== INPUT ==

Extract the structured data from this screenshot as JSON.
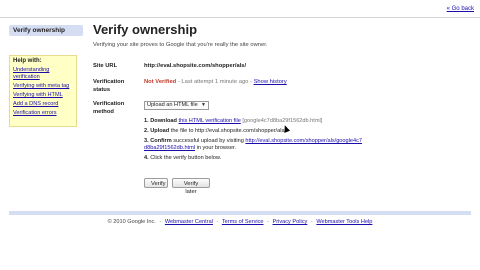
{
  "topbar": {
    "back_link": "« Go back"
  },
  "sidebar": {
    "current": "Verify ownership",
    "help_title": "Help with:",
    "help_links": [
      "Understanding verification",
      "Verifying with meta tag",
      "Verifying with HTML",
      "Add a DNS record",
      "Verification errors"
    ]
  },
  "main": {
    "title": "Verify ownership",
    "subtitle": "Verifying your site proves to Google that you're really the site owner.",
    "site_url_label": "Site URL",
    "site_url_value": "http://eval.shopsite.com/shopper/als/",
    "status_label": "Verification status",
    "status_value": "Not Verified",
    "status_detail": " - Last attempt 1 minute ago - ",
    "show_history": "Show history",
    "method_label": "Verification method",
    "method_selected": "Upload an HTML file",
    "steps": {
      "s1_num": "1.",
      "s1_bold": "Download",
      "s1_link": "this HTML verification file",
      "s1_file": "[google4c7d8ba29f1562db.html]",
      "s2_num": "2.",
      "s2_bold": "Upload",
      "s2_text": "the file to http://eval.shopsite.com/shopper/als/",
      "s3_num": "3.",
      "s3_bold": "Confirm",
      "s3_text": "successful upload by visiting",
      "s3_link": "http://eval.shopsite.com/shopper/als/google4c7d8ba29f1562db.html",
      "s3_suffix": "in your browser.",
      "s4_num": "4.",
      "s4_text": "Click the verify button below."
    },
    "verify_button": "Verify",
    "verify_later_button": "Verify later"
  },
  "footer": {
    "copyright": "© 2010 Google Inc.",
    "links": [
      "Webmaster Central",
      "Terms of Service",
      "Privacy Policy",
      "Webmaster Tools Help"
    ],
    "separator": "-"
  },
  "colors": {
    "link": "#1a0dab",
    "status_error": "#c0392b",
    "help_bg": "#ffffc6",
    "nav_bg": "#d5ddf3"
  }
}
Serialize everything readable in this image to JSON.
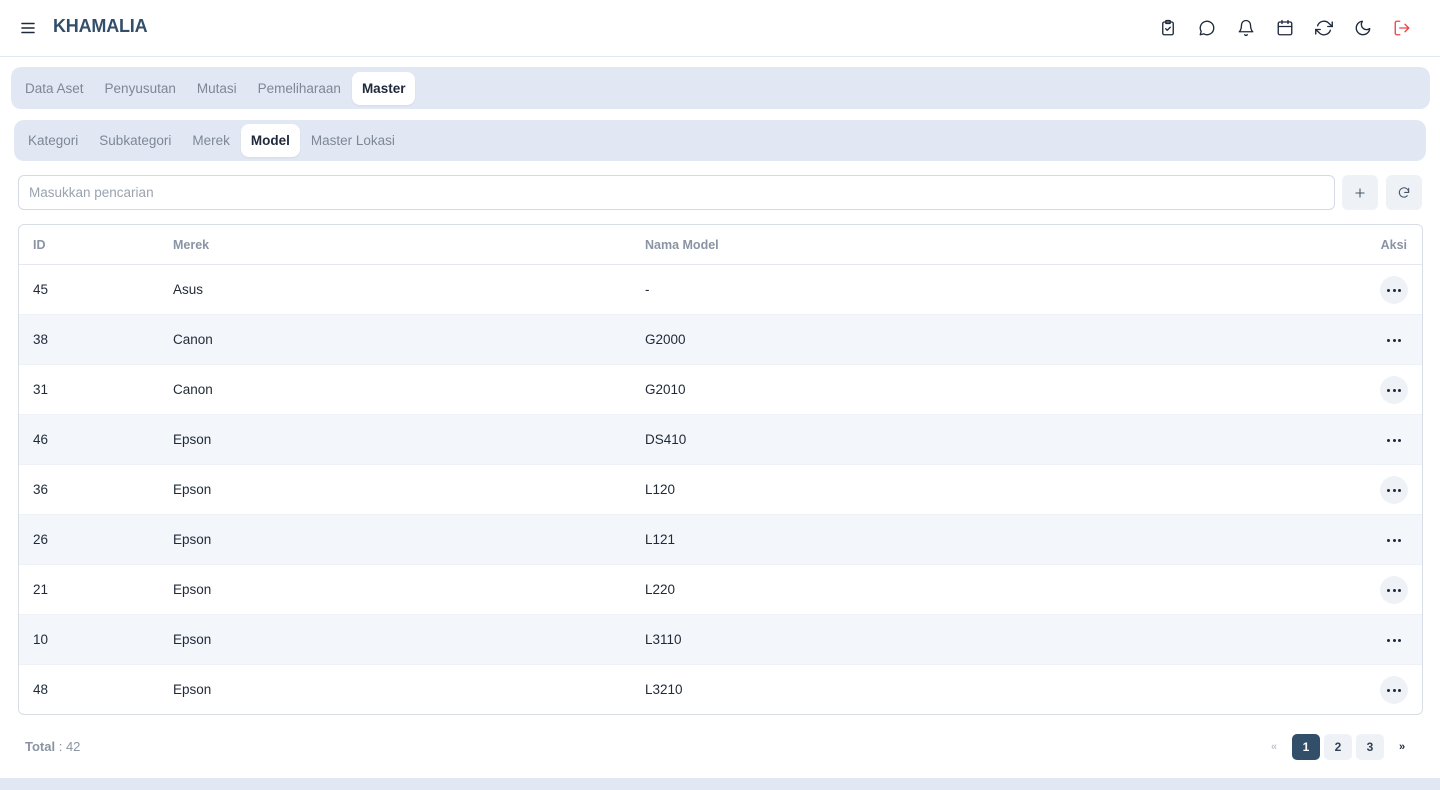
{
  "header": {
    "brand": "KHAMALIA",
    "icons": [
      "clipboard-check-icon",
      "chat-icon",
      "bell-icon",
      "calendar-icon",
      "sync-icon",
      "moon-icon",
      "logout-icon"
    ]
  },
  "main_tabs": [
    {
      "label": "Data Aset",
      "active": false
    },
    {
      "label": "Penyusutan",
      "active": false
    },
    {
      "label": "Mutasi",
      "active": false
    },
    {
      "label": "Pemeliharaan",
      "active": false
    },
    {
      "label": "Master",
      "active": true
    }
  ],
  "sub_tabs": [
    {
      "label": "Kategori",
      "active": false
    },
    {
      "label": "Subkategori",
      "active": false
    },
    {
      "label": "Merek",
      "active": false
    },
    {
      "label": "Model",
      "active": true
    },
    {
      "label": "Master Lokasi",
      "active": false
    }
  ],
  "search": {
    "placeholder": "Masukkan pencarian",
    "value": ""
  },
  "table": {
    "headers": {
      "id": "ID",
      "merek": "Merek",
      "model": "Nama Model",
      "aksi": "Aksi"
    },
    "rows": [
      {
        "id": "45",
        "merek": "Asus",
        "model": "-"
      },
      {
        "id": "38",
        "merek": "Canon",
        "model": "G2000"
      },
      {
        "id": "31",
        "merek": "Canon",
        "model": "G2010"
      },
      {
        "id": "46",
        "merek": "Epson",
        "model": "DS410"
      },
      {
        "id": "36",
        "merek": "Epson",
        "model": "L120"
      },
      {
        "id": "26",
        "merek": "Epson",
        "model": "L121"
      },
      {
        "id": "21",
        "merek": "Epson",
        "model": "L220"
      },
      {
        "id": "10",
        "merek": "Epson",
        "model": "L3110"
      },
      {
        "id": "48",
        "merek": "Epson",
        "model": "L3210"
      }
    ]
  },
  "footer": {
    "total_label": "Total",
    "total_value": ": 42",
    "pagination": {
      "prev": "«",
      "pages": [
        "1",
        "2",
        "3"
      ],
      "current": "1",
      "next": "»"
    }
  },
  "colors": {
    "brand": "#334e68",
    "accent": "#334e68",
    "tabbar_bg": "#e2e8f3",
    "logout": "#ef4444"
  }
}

===

• _TASK TO COMPLETE_
Nothing in the entries should change as you copy them, except that the pictures are left out.

• _TASK SOLUTION_
Extract the structured data from this screenshot as JSON.
{
  "topbar": {
    "back_link": "« Go back"
  },
  "sidebar": {
    "current": "Verify ownership",
    "help_title": "Help with:",
    "help_links": [
      "Understanding verification",
      "Verifying with meta tag",
      "Verifying with HTML",
      "Add a DNS record",
      "Verification errors"
    ]
  },
  "main": {
    "title": "Verify ownership",
    "subtitle": "Verifying your site proves to Google that you're really the site owner.",
    "site_url_label": "Site URL",
    "site_url_value": "http://eval.shopsite.com/shopper/als/",
    "status_label": "Verification status",
    "status_value": "Not Verified",
    "status_detail": " - Last attempt 1 minute ago - ",
    "show_history": "Show history",
    "method_label": "Verification method",
    "method_selected": "Upload an HTML file",
    "steps": {
      "s1_num": "1.",
      "s1_bold": "Download",
      "s1_link": "this HTML verification file",
      "s1_file": "[google4c7d8ba29f1562db.html]",
      "s2_num": "2.",
      "s2_bold": "Upload",
      "s2_text": "the file to http://eval.shopsite.com/shopper/als/",
      "s3_num": "3.",
      "s3_bold": "Confirm",
      "s3_text": "successful upload by visiting",
      "s3_link": "http://eval.shopsite.com/shopper/als/google4c7d8ba29f1562db.html",
      "s3_suffix": "in your browser.",
      "s4_num": "4.",
      "s4_text": "Click the verify button below."
    },
    "verify_button": "Verify",
    "verify_later_button": "Verify later"
  },
  "footer": {
    "copyright": "© 2010 Google Inc.",
    "links": [
      "Webmaster Central",
      "Terms of Service",
      "Privacy Policy",
      "Webmaster Tools Help"
    ],
    "separator": "-"
  },
  "colors": {
    "link": "#1a0dab",
    "status_error": "#c0392b",
    "help_bg": "#ffffc6",
    "nav_bg": "#d5ddf3"
  }
}
Serialize everything readable in this image to JSON.
{
  "header": {
    "brand": "KHAMALIA",
    "icons": [
      "clipboard-check-icon",
      "chat-icon",
      "bell-icon",
      "calendar-icon",
      "sync-icon",
      "moon-icon",
      "logout-icon"
    ]
  },
  "main_tabs": [
    {
      "label": "Data Aset",
      "active": false
    },
    {
      "label": "Penyusutan",
      "active": false
    },
    {
      "label": "Mutasi",
      "active": false
    },
    {
      "label": "Pemeliharaan",
      "active": false
    },
    {
      "label": "Master",
      "active": true
    }
  ],
  "sub_tabs": [
    {
      "label": "Kategori",
      "active": false
    },
    {
      "label": "Subkategori",
      "active": false
    },
    {
      "label": "Merek",
      "active": false
    },
    {
      "label": "Model",
      "active": true
    },
    {
      "label": "Master Lokasi",
      "active": false
    }
  ],
  "search": {
    "placeholder": "Masukkan pencarian",
    "value": ""
  },
  "table": {
    "headers": {
      "id": "ID",
      "merek": "Merek",
      "model": "Nama Model",
      "aksi": "Aksi"
    },
    "rows": [
      {
        "id": "45",
        "merek": "Asus",
        "model": "-"
      },
      {
        "id": "38",
        "merek": "Canon",
        "model": "G2000"
      },
      {
        "id": "31",
        "merek": "Canon",
        "model": "G2010"
      },
      {
        "id": "46",
        "merek": "Epson",
        "model": "DS410"
      },
      {
        "id": "36",
        "merek": "Epson",
        "model": "L120"
      },
      {
        "id": "26",
        "merek": "Epson",
        "model": "L121"
      },
      {
        "id": "21",
        "merek": "Epson",
        "model": "L220"
      },
      {
        "id": "10",
        "merek": "Epson",
        "model": "L3110"
      },
      {
        "id": "48",
        "merek": "Epson",
        "model": "L3210"
      }
    ]
  },
  "footer": {
    "total_label": "Total",
    "total_value": ": 42",
    "pagination": {
      "prev": "«",
      "pages": [
        "1",
        "2",
        "3"
      ],
      "current": "1",
      "next": "»"
    }
  },
  "colors": {
    "brand": "#334e68",
    "accent": "#334e68",
    "tabbar_bg": "#e2e8f3",
    "logout": "#ef4444"
  }
}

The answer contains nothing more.